DESCRIPTION OF THE TASK: Search the data for the string "more" and gather each line it is in.

EXERCISE MATERIALS:
<<<<

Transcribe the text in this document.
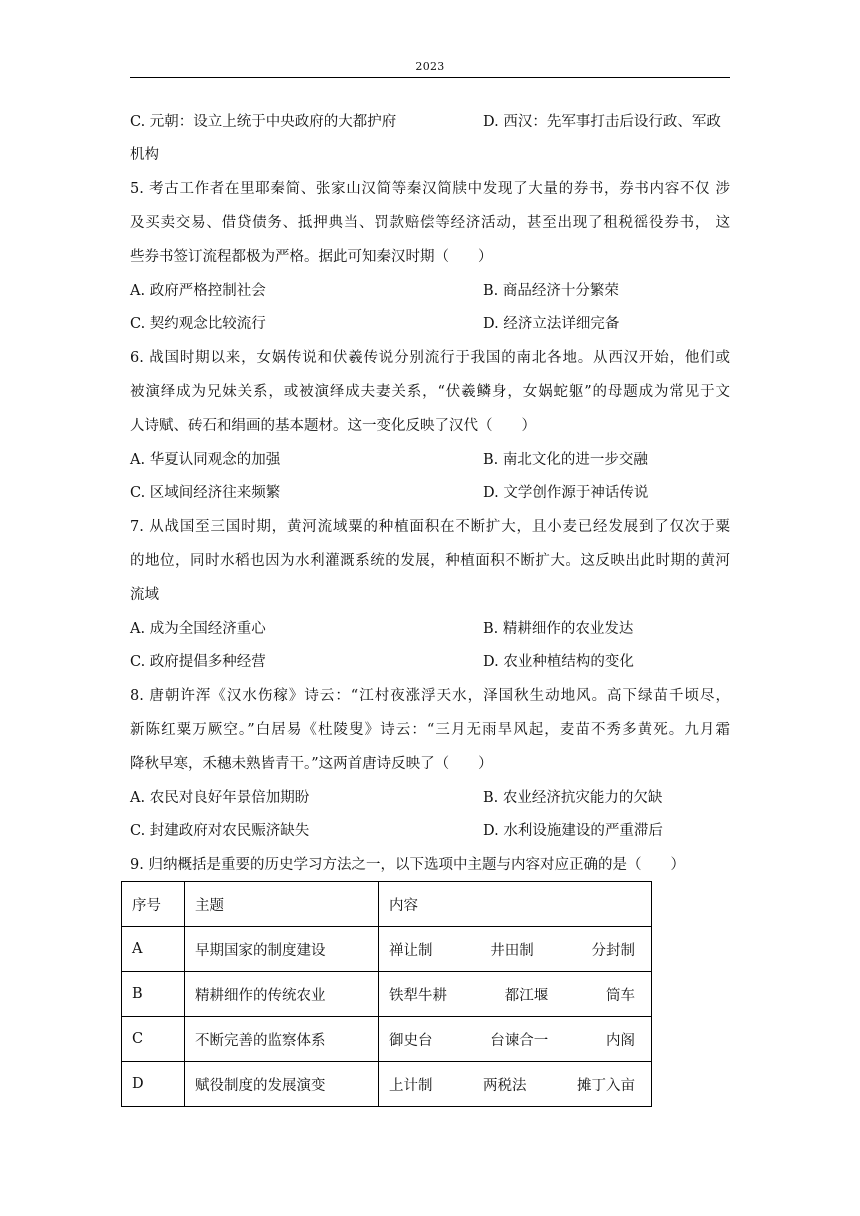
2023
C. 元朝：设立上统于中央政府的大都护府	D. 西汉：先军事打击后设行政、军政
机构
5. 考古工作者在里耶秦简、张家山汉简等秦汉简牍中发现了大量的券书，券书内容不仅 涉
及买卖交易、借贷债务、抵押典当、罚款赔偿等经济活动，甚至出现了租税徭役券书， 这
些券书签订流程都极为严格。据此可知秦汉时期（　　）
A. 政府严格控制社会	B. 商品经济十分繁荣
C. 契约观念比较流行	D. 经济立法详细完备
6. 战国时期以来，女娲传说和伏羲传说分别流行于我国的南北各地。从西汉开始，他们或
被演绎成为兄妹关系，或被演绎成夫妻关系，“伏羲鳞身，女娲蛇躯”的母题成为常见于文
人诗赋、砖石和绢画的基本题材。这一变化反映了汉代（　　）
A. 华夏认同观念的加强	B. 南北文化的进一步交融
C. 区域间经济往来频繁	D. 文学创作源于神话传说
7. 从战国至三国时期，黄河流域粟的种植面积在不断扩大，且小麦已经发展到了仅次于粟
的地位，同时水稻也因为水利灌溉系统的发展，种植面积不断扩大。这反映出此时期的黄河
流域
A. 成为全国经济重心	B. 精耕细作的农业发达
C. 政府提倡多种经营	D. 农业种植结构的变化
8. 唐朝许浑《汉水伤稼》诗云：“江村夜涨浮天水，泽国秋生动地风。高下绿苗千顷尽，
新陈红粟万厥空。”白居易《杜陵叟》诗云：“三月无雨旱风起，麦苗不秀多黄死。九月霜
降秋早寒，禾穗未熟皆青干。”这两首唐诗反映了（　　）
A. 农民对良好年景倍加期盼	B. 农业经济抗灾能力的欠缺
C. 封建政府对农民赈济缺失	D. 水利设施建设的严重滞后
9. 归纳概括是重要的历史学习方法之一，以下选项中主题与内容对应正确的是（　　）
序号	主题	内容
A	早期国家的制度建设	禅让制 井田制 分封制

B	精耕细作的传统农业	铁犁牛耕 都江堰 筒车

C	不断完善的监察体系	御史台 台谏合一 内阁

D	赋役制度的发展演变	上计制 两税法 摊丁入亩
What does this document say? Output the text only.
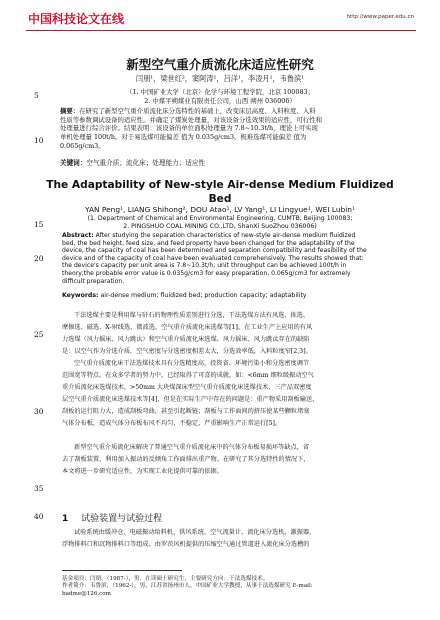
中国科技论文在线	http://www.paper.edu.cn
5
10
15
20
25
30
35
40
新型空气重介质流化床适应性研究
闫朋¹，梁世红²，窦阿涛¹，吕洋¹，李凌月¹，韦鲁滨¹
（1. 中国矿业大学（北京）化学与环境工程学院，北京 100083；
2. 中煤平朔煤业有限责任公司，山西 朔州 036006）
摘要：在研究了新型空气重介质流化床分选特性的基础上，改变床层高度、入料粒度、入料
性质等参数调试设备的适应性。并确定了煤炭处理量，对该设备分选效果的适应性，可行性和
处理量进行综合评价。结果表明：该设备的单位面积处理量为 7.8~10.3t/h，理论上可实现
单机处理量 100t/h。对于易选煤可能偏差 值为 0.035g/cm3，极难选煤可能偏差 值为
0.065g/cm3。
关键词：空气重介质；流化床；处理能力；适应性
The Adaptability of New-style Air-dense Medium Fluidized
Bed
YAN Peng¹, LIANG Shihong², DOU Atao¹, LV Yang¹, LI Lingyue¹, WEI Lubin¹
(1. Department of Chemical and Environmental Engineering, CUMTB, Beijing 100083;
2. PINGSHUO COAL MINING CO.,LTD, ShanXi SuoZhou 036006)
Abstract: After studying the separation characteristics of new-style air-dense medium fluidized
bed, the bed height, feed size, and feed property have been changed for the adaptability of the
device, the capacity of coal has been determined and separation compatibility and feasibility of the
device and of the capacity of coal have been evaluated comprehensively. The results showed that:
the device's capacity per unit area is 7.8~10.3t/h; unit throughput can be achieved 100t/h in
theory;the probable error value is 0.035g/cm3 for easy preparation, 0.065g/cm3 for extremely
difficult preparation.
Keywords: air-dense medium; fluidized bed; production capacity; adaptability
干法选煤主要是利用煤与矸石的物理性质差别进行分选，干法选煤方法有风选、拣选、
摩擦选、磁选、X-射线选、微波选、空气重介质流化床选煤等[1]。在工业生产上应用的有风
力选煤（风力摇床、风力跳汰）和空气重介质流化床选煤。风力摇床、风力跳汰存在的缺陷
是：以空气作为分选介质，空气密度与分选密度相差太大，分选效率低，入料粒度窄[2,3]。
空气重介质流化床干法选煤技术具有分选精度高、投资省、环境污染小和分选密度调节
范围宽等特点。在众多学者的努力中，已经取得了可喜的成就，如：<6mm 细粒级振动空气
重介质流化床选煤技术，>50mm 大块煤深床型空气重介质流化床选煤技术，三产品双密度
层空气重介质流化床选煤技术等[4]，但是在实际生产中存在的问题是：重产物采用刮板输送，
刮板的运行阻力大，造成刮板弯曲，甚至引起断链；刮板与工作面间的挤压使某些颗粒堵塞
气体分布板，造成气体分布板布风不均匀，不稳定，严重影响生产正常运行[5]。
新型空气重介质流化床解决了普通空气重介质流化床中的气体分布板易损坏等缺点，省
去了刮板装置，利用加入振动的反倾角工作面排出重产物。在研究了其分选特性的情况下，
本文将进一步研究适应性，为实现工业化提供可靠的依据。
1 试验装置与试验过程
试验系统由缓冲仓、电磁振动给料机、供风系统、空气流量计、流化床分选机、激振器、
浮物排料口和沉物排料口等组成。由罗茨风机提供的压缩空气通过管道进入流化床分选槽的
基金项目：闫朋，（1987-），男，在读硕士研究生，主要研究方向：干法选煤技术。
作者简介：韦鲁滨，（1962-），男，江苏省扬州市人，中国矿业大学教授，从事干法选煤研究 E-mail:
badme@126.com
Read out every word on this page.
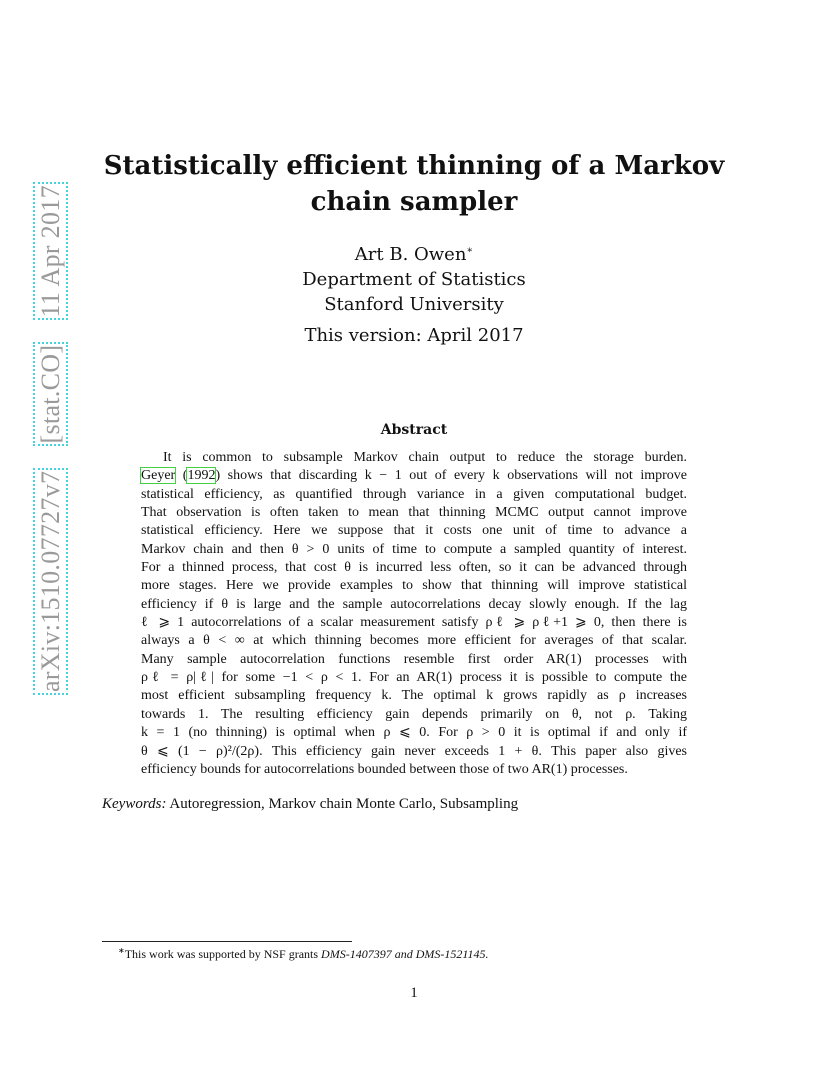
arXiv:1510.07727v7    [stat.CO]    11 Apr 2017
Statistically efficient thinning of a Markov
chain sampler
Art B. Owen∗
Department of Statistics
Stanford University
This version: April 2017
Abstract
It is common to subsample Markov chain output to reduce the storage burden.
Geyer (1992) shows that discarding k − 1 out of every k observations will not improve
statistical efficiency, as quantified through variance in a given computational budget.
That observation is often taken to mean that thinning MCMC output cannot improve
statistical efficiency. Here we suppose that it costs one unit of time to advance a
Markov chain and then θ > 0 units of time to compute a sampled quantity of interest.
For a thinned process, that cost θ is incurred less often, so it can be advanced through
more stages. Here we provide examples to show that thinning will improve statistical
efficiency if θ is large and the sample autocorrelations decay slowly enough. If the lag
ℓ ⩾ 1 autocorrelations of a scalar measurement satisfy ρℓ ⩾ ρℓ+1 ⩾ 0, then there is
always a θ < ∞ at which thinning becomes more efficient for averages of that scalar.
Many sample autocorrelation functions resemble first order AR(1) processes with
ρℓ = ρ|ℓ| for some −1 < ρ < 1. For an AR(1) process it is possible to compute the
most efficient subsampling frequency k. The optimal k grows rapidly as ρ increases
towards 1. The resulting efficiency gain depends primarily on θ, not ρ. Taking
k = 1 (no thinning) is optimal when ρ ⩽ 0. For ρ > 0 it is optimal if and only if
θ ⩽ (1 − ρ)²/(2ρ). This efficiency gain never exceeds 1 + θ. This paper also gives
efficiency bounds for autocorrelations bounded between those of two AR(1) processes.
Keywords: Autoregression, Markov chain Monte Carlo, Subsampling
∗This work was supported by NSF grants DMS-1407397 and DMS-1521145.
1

>>>>

RESULT OF THE EXERCISE:
more stages. Here we provide examples to show that thinning will improve statistical
always a θ < ∞ at which thinning becomes more efficient for averages of that scalar.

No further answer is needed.